**Task details:**
Copy each line of the entries that contains the word "Maharg".

**Given records:**
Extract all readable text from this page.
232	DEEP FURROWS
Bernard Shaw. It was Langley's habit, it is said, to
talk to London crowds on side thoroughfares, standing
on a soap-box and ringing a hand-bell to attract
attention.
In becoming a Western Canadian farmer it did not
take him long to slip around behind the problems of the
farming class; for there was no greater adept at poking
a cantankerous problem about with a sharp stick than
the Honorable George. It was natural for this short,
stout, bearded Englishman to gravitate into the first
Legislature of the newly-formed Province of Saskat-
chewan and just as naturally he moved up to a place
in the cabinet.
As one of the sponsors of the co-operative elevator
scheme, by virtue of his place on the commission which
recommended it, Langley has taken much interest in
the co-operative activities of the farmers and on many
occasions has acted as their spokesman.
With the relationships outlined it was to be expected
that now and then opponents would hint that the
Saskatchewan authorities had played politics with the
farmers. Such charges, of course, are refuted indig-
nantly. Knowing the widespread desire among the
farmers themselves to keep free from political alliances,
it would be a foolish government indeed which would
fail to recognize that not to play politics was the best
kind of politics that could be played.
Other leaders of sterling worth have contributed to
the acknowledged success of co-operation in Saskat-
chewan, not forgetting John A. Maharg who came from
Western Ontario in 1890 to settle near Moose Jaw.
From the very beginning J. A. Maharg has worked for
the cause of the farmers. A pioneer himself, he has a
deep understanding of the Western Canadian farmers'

**Exercise answer:**
chewan, not forgetting John A. Maharg who came from
From the very beginning J. A. Maharg has worked for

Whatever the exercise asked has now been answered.